Exercise prompt -> Without including any pictures, copy each entry below exactly.

»»

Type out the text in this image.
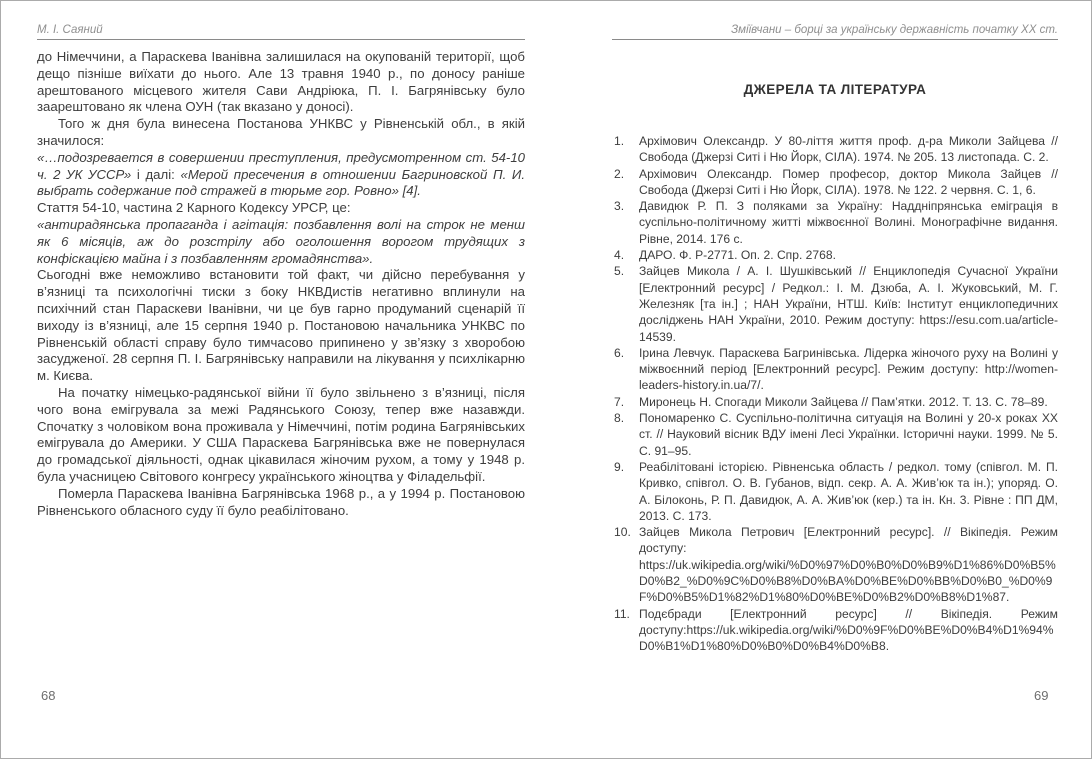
М. І. Саяний

до Німеччини, а Параскева Іванівна залишилася на окупованій території, щоб дещо пізніше виїхати до нього. Але 13 травня 1940 р., по доносу раніше арештованого місцевого жителя Сави Андріюка, П. І. Багрянівську було заарештовано як члена ОУН (так вказано у доносі).

Того ж дня була винесена Постанова УНКВС у Рівненській обл., в якій значилося:

«…подозревается в совершении преступления, предусмотренном ст. 54-10 ч. 2 УК УССР» і далі: «Мерой пресечения в отношении Багриновской П. И. выбрать содержание под стражей в тюрьме гор. Ровно» [4].

Стаття 54-10, частина 2 Карного Кодексу УРСР, це:

«антирадянська пропаганда і агітація: позбавлення волі на строк не менш як 6 місяців, аж до розстрілу або оголошення ворогом трудящих з конфіскацією майна і з позбавленням громадянства».

Сьогодні вже неможливо встановити той факт, чи дійсно перебування у в’язниці та психологічні тиски з боку НКВДистів негативно вплинули на психічний стан Параскеви Іванівни, чи це був гарно продуманий сценарій її виходу із в’язниці, але 15 серпня 1940 р. Постановою начальника УНКВС по Рівненській області справу було тимчасово припинено у зв’язку з хворобою засудженої. 28 серпня П. І. Багрянівську направили на лікування у психлікарню м. Києва.

На початку німецько-радянської війни її було звільнено з в’язниці, після чого вона емігрувала за межі Радянського Союзу, тепер вже назавжди. Спочатку з чоловіком вона проживала у Німеччині, потім родина Багрянівських емігрувала до Америки. У США Параскева Багрянівська вже не повернулася до громадської діяльності, однак цікавилася жіночим рухом, а тому у 1948 р. була учасницею Світового конгресу українського жіноцтва у Філадельфії.

Померла Параскева Іванівна Багрянівська 1968 р., а у 1994 р. Постановою Рівненського обласного суду її було реабілітовано.

Зміївчани – борці за українську державність початку ХХ ст.
ДЖЕРЕЛА ТА ЛІТЕРАТУРА
1.	Архімович Олександр. У 80-ліття життя проф. д-ра Миколи Зайцева // Свобода (Джерзі Ситі і Ню Йорк, СІЛА). 1974. № 205. 13 листопада. С. 2.
2.	Архімович Олександр. Помер професор, доктор Микола Зайцев // Свобода (Джерзі Ситі і Ню Йорк, СІЛА). 1978. № 122. 2 червня. С. 1, 6.
3.	Давидюк Р. П. З поляками за Україну: Наддніпрянська еміграція в суспільно-політичному житті міжвоєнної Волині. Монографічне видання. Рівне, 2014. 176 с.
4.	ДАРО. Ф. Р-2771. Оп. 2. Спр. 2768.
5.	Зайцев Микола / А. І. Шушківський // Енциклопедія Сучасної України [Електронний ресурс] / Редкол.: І. М. Дзюба, А. І. Жуковський, М. Г. Железняк [та ін.] ; НАН України, НТШ. Київ: Інститут енциклопедичних досліджень НАН України, 2010. Режим доступу: https://esu.com.ua/article-14539.
6.	Ірина Левчук. Параскева Багринівська. Лідерка жіночого руху на Волині у міжвоєнний період [Електронний ресурс]. Режим доступу: http://women-leaders-history.in.ua/7/.
7.	Миронець Н. Спогади Миколи Зайцева // Пам’ятки. 2012. Т. 13. С. 78–89.
8.	Пономаренко С. Суспільно-політична ситуація на Волині у 20-х роках ХХ ст. // Науковий вісник ВДУ імені Лесі Українки. Історичні науки. 1999. № 5. С. 91–95.
9.	Реабілітовані історією. Рівненська область / редкол. тому (співгол. М. П. Кривко, співгол. О. В. Губанов, відп. секр. А. А. Жив’юк та ін.); упоряд. О. А. Білоконь, Р. П. Давидюк, А. А. Жив’юк (кер.) та ін. Кн. 3. Рівне : ПП ДМ, 2013. С. 173.
10. Зайцев Микола Петрович [Електронний ресурс]. // Вікіпедія. Режим доступу: https://uk.wikipedia.org/wiki/%D0%97%D0%B0%D0%B9%D1%86%D0%B5%D0%B2_%D0%9C%D0%B8%D0%BA%D0%BE%D0%BB%D0%B0_%D0%9F%D0%B5%D1%82%D1%80%D0%BE%D0%B2%D0%B8%D1%87.
11. Подєбради [Електронний ресурс] // Вікіпедія. Режим доступу:https://uk.wikipedia.org/wiki/%D0%9F%D0%BE%D0%B4%D1%94%D0%B1%D1%80%D0%B0%D0%B4%D0%B8.
68	69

««

Full answer ->
Type out the text in this image.
М. І. Саяний

до Німеччини, а Параскева Іванівна залишилася на окупованій території, щоб дещо пізніше виїхати до нього. Але 13 травня 1940 р., по доносу раніше арештованого місцевого жителя Сави Андріюка, П. І. Багрянівську було заарештовано як члена ОУН (так вказано у доносі).

Того ж дня була винесена Постанова УНКВС у Рівненській обл., в якій значилося:

«…подозревается в совершении преступления, предусмотренном ст. 54-10 ч. 2 УК УССР» і далі: «Мерой пресечения в отношении Багриновской П. И. выбрать содержание под стражей в тюрьме гор. Ровно» [4].

Стаття 54-10, частина 2 Карного Кодексу УРСР, це:

«антирадянська пропаганда і агітація: позбавлення волі на строк не менш як 6 місяців, аж до розстрілу або оголошення ворогом трудящих з конфіскацією майна і з позбавленням громадянства».

Сьогодні вже неможливо встановити той факт, чи дійсно перебування у в’язниці та психологічні тиски з боку НКВДистів негативно вплинули на психічний стан Параскеви Іванівни, чи це був гарно продуманий сценарій її виходу із в’язниці, але 15 серпня 1940 р. Постановою начальника УНКВС по Рівненській області справу було тимчасово припинено у зв’язку з хворобою засудженої. 28 серпня П. І. Багрянівську направили на лікування у психлікарню м. Києва.

На початку німецько-радянської війни її було звільнено з в’язниці, після чого вона емігрувала за межі Радянського Союзу, тепер вже назавжди. Спочатку з чоловіком вона проживала у Німеччині, потім родина Багрянівських емігрувала до Америки. У США Параскева Багрянівська вже не повернулася до громадської діяльності, однак цікавилася жіночим рухом, а тому у 1948 р. була учасницею Світового конгресу українського жіноцтва у Філадельфії.

Померла Параскева Іванівна Багрянівська 1968 р., а у 1994 р. Постановою Рівненського обласного суду її було реабілітовано.

Зміївчани – борці за українську державність початку ХХ ст.
ДЖЕРЕЛА ТА ЛІТЕРАТУРА
1.	Архімович Олександр. У 80-ліття життя проф. д-ра Миколи Зайцева // Свобода (Джерзі Ситі і Ню Йорк, СІЛА). 1974. № 205. 13 листопада. С. 2.
2.	Архімович Олександр. Помер професор, доктор Микола Зайцев // Свобода (Джерзі Ситі і Ню Йорк, СІЛА). 1978. № 122. 2 червня. С. 1, 6.
3.	Давидюк Р. П. З поляками за Україну: Наддніпрянська еміграція в суспільно-політичному житті міжвоєнної Волині. Монографічне видання. Рівне, 2014. 176 с.
4.	ДАРО. Ф. Р-2771. Оп. 2. Спр. 2768.
5.	Зайцев Микола / А. І. Шушківський // Енциклопедія Сучасної України [Електронний ресурс] / Редкол.: І. М. Дзюба, А. І. Жуковський, М. Г. Железняк [та ін.] ; НАН України, НТШ. Київ: Інститут енциклопедичних досліджень НАН України, 2010. Режим доступу: https://esu.com.ua/article-14539.
6.	Ірина Левчук. Параскева Багринівська. Лідерка жіночого руху на Волині у міжвоєнний період [Електронний ресурс]. Режим доступу: http://women-leaders-history.in.ua/7/.
7.	Миронець Н. Спогади Миколи Зайцева // Пам’ятки. 2012. Т. 13. С. 78–89.
8.	Пономаренко С. Суспільно-політична ситуація на Волині у 20-х роках ХХ ст. // Науковий вісник ВДУ імені Лесі Українки. Історичні науки. 1999. № 5. С. 91–95.
9.	Реабілітовані історією. Рівненська область / редкол. тому (співгол. М. П. Кривко, співгол. О. В. Губанов, відп. секр. А. А. Жив’юк та ін.); упоряд. О. А. Білоконь, Р. П. Давидюк, А. А. Жив’юк (кер.) та ін. Кн. 3. Рівне : ПП ДМ, 2013. С. 173.
10. Зайцев Микола Петрович [Електронний ресурс]. // Вікіпедія. Режим доступу: https://uk.wikipedia.org/wiki/%D0%97%D0%B0%D0%B9%D1%86%D0%B5%D0%B2_%D0%9C%D0%B8%D0%BA%D0%BE%D0%BB%D0%B0_%D0%9F%D0%B5%D1%82%D1%80%D0%BE%D0%B2%D0%B8%D1%87.
11. Подєбради [Електронний ресурс] // Вікіпедія. Режим доступу:https://uk.wikipedia.org/wiki/%D0%9F%D0%BE%D0%B4%D1%94%D0%B1%D1%80%D0%B0%D0%B4%D0%B8.
68	69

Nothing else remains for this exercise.